━━━━━ LISTING

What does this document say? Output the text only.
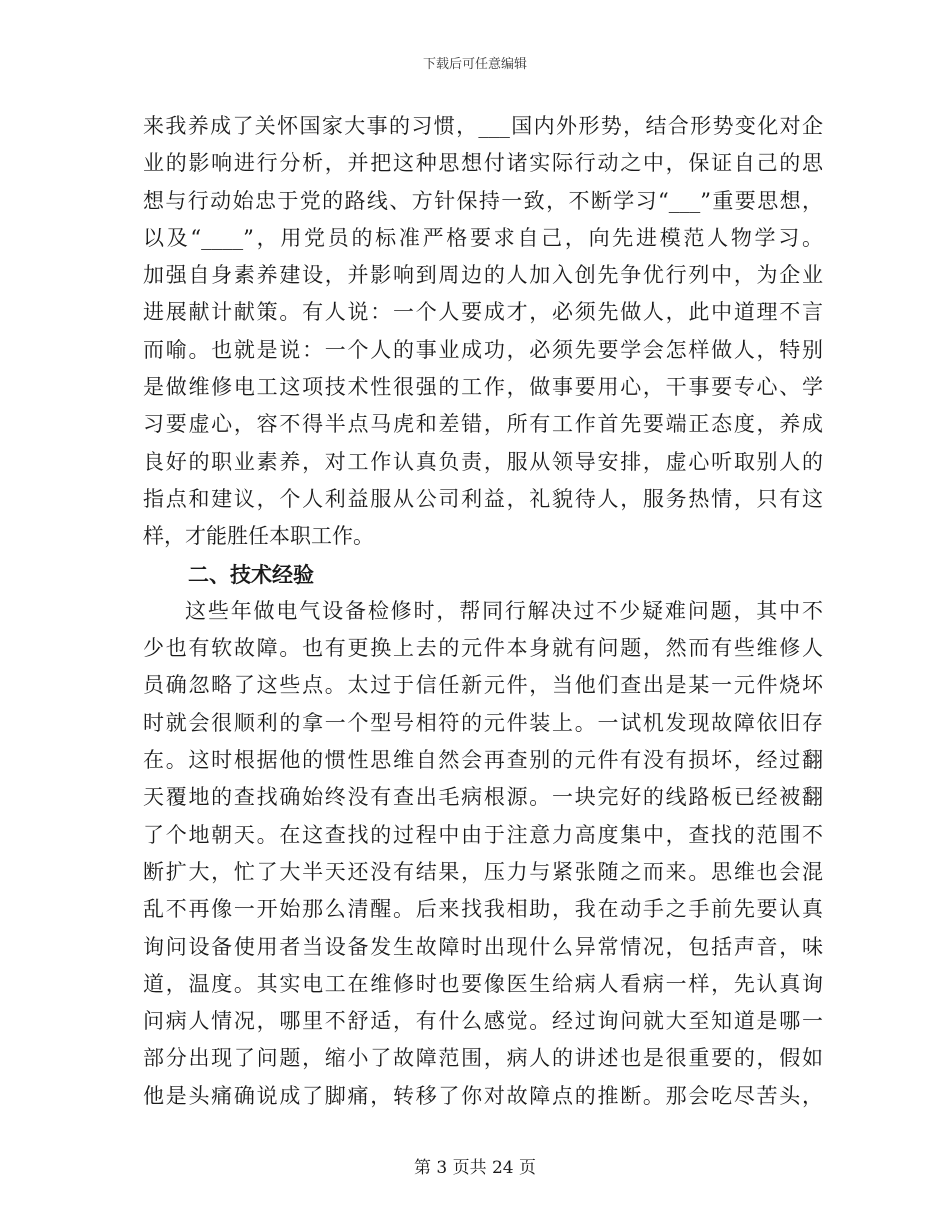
下载后可任意编辑
来我养成了关怀国家大事的习惯，___国内外形势，结合形势变化对企
业的影响进行分析，并把这种思想付诸实际行动之中，保证自己的思
想与行动始忠于党的路线、方针保持一致，不断学习“___”重要思想，
以及“____”，用党员的标准严格要求自己，向先进模范人物学习。
加强自身素养建设，并影响到周边的人加入创先争优行列中，为企业
进展献计献策。有人说：一个人要成才，必须先做人，此中道理不言
而喻。也就是说：一个人的事业成功，必须先要学会怎样做人，特别
是做维修电工这项技术性很强的工作，做事要用心，干事要专心、学
习要虚心，容不得半点马虎和差错，所有工作首先要端正态度，养成
良好的职业素养，对工作认真负责，服从领导安排，虚心听取别人的
指点和建议，个人利益服从公司利益，礼貌待人，服务热情，只有这
样，才能胜任本职工作。
二、技术经验
这些年做电气设备检修时，帮同行解决过不少疑难问题，其中不
少也有软故障。也有更换上去的元件本身就有问题，然而有些维修人
员确忽略了这些点。太过于信任新元件，当他们查出是某一元件烧坏
时就会很顺利的拿一个型号相符的元件装上。一试机发现故障依旧存
在。这时根据他的惯性思维自然会再查别的元件有没有损坏，经过翻
天覆地的查找确始终没有查出毛病根源。一块完好的线路板已经被翻
了个地朝天。在这查找的过程中由于注意力高度集中，查找的范围不
断扩大，忙了大半天还没有结果，压力与紧张随之而来。思维也会混
乱不再像一开始那么清醒。后来找我相助，我在动手之手前先要认真
询问设备使用者当设备发生故障时出现什么异常情况，包括声音，味
道，温度。其实电工在维修时也要像医生给病人看病一样，先认真询
问病人情况，哪里不舒适，有什么感觉。经过询问就大至知道是哪一
部分出现了问题，缩小了故障范围，病人的讲述也是很重要的，假如
他是头痛确说成了脚痛，转移了你对故障点的推断。那会吃尽苦头，
第 3 页共 24 页
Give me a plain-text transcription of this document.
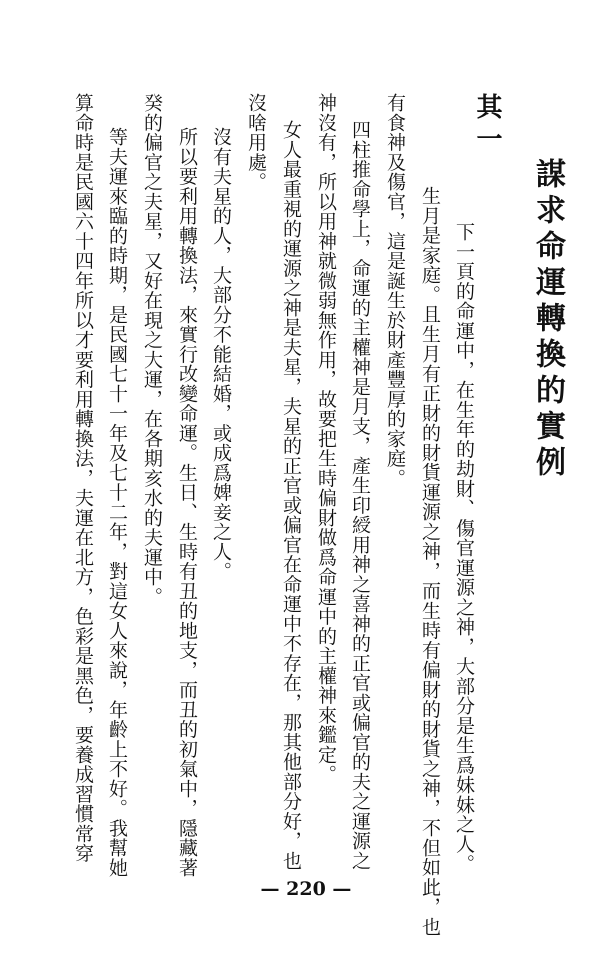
謀求命運轉換的實例
其一
下一頁的命運中，在生年的劫財、傷官運源之神，大部分是生爲妹妹之人。
生月是家庭。且生月有正財的財貨運源之神，而生時有偏財的財貨之神，不但如此，也
有食神及傷官，這是誕生於財產豐厚的家庭。
四柱推命學上，命運的主權神是月支，產生印綬用神之喜神的正官或偏官的夫之運源之
神沒有，所以用神就微弱無作用，故要把生時偏財做爲命運中的主權神來鑑定。
女人最重視的運源之神是夫星，夫星的正官或偏官在命運中不存在，那其他部分好，也
沒啥用處。
沒有夫星的人，大部分不能結婚，或成爲婢妾之人。
所以要利用轉換法，來實行改變命運。生日、生時有丑的地支，而丑的初氣中，隱藏著
癸的偏官之夫星，又好在現之大運，在各期亥水的夫運中。
等夫運來臨的時期，是民國七十一年及七十二年，對這女人來說，年齡上不好。我幫她
算命時是民國六十四年所以才要利用轉換法，夫運在北方，色彩是黑色，要養成習慣常穿
— 220 —
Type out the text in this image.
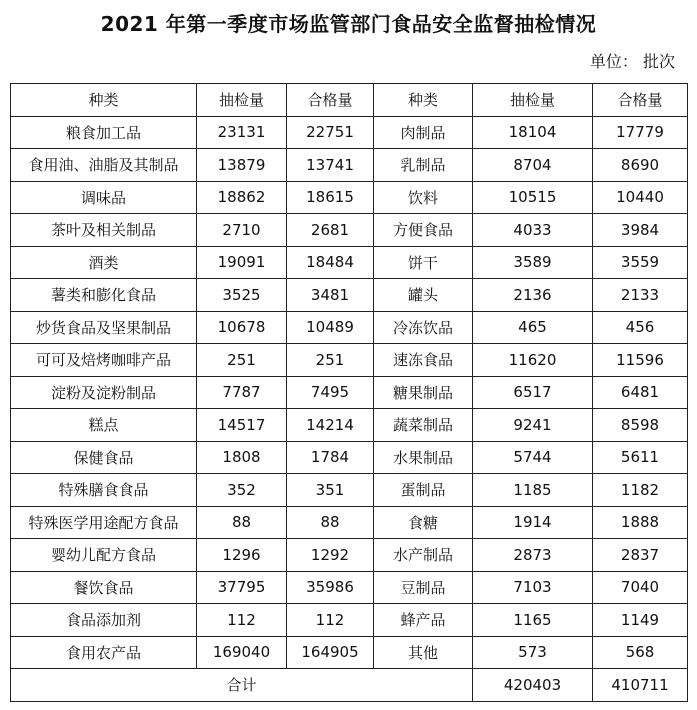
2021 年第一季度市场监管部门食品安全监督抽检情况
单位： 批次
种类	抽检量	合格量	种类	抽检量	合格量
粮食加工品	23131	22751	肉制品	18104	17779
食用油、油脂及其制品	13879	13741	乳制品	8704	8690
调味品	18862	18615	饮料	10515	10440
茶叶及相关制品	2710	2681	方便食品	4033	3984
酒类	19091	18484	饼干	3589	3559
薯类和膨化食品	3525	3481	罐头	2136	2133
炒货食品及坚果制品	10678	10489	冷冻饮品	465	456
可可及焙烤咖啡产品	251	251	速冻食品	11620	11596
淀粉及淀粉制品	7787	7495	糖果制品	6517	6481
糕点	14517	14214	蔬菜制品	9241	8598
保健食品	1808	1784	水果制品	5744	5611
特殊膳食食品	352	351	蛋制品	1185	1182
特殊医学用途配方食品	88	88	食糖	1914	1888
婴幼儿配方食品	1296	1292	水产制品	2873	2837
餐饮食品	37795	35986	豆制品	7103	7040
食品添加剂	112	112	蜂产品	1165	1149
食用农产品	169040	164905	其他	573	568
合计				420403	410711
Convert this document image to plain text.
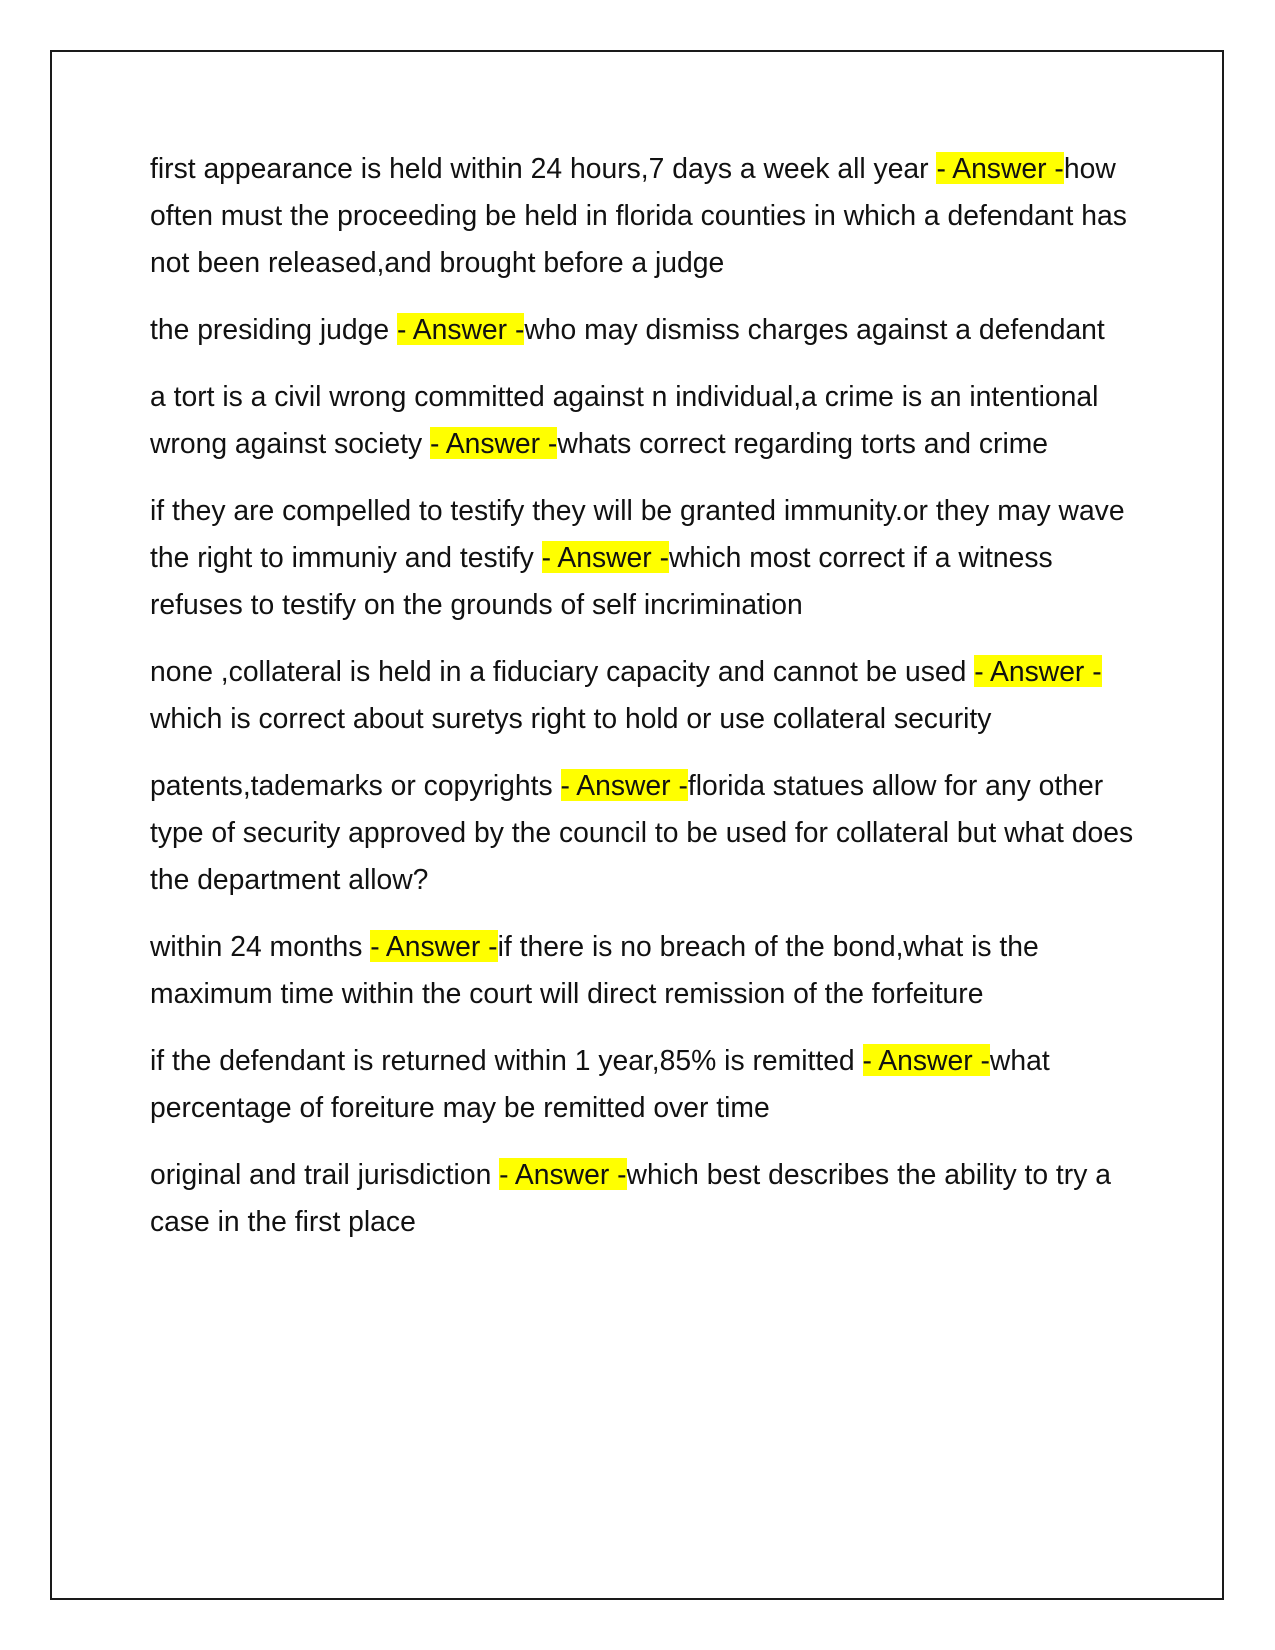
first appearance is held within 24 hours,7 days a week all year - Answer -how often must the proceeding be held in florida counties in which a defendant has not been released,and brought before a judge

the presiding judge - Answer -who may dismiss charges against a defendant

a tort is a civil wrong committed against n individual,a crime is an intentional wrong against society - Answer -whats correct regarding torts and crime

if they are compelled to testify they will be granted immunity.or they may wave the right to immuniy and testify - Answer -which most correct if a witness refuses to testify on the grounds of self incrimination

none ,collateral is held in a fiduciary capacity and cannot be used - Answer -which is correct about suretys right to hold or use collateral security

patents,tademarks or copyrights - Answer -florida statues allow for any other type of security approved by the council to be used for collateral but what does the department allow?

within 24 months - Answer -if there is no breach of the bond,what is the maximum time within the court will direct remission of the forfeiture

if the defendant is returned within 1 year,85% is remitted - Answer -what percentage of foreiture may be remitted over time

original and trail jurisdiction - Answer -which best describes the ability to try a case in the first place
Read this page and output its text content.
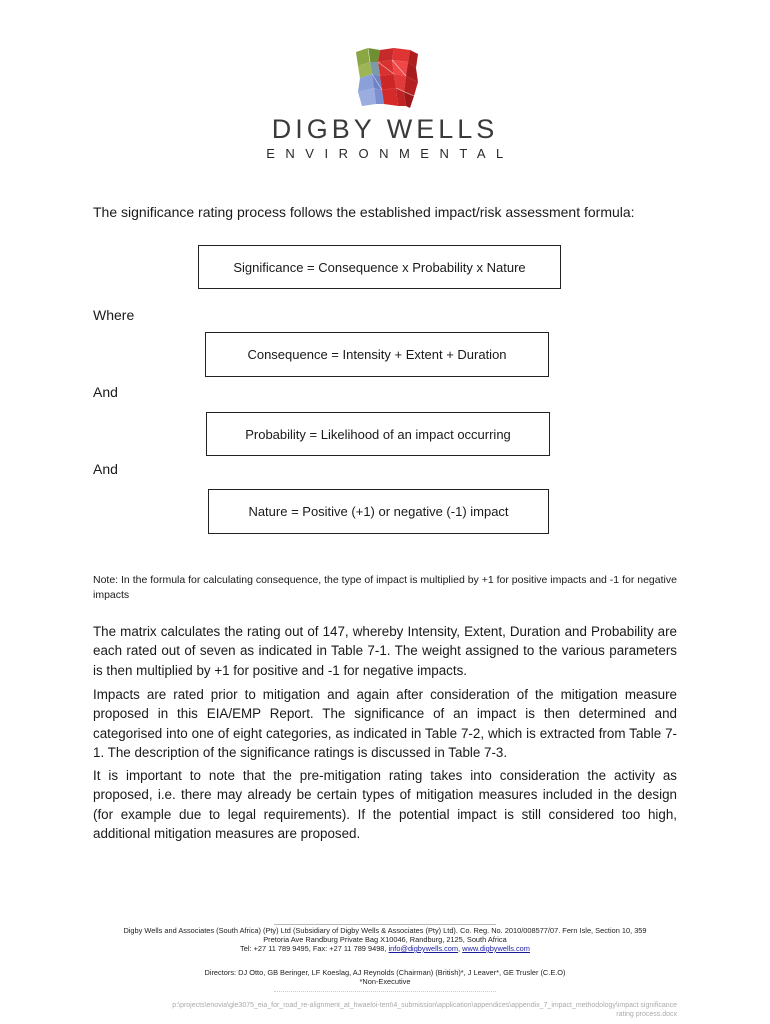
DIGBY WELLS
ENVIRONMENTAL
The significance rating process follows the established impact/risk assessment formula:
Significance = Consequence x Probability x Nature
Where
Consequence = Intensity + Extent + Duration
And
Probability = Likelihood of an impact occurring
And
Nature = Positive (+1) or negative (-1) impact
Note: In the formula for calculating consequence, the type of impact is multiplied by +1 for positive impacts and -1 for negative impacts

The matrix calculates the rating out of 147, whereby Intensity, Extent, Duration and Probability are each rated out of seven as indicated in Table 7-1. The weight assigned to the various parameters is then multiplied by +1 for positive and -1 for negative impacts.

Impacts are rated prior to mitigation and again after consideration of the mitigation measure proposed in this EIA/EMP Report. The significance of an impact is then determined and categorised into one of eight categories, as indicated in Table 7-2, which is extracted from Table 7-1. The description of the significance ratings is discussed in Table 7-3.

It is important to note that the pre-mitigation rating takes into consideration the activity as proposed, i.e. there may already be certain types of mitigation measures included in the design (for example due to legal requirements). If the potential impact is still considered too high, additional mitigation measures are proposed.

Digby Wells and Associates (South Africa) (Pty) Ltd (Subsidiary of Digby Wells & Associates (Pty) Ltd). Co. Reg. No. 2010/008577/07. Fern Isle, Section 10, 359
Pretoria Ave Randburg Private Bag X10046, Randburg, 2125, South Africa
Tel: +27 11 789 9495, Fax: +27 11 789 9498, info@digbywells.com, www.digbywells.com
Directors: DJ Otto, GB Beringer, LF Koeslag, AJ Reynolds (Chairman) (British)*, J Leaver*, GE Trusler (C.E.O)
*Non-Executive
p:\projects\enovia\gle3075_eia_for_road_re-alignment_at_hwaeloi-tent\4_submission\application\appendices\appendix_7_impact_methodology\impact significance
rating process.docx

━━━━━━━━━━

> **EXERCISE DETAILS**: Extract, from the listing above, every line where the string "South" occurs.

> **SOLUTION FOR THIS EXERCISE**:
Digby Wells and Associates (South Africa) (Pty) Ltd (Subsidiary of Digby Wells & Associates (Pty) Ltd). Co. Reg. No. 2010/008577/07. Fern Isle, Section 10, 359
Pretoria Ave Randburg Private Bag X10046, Randburg, 2125, South Africa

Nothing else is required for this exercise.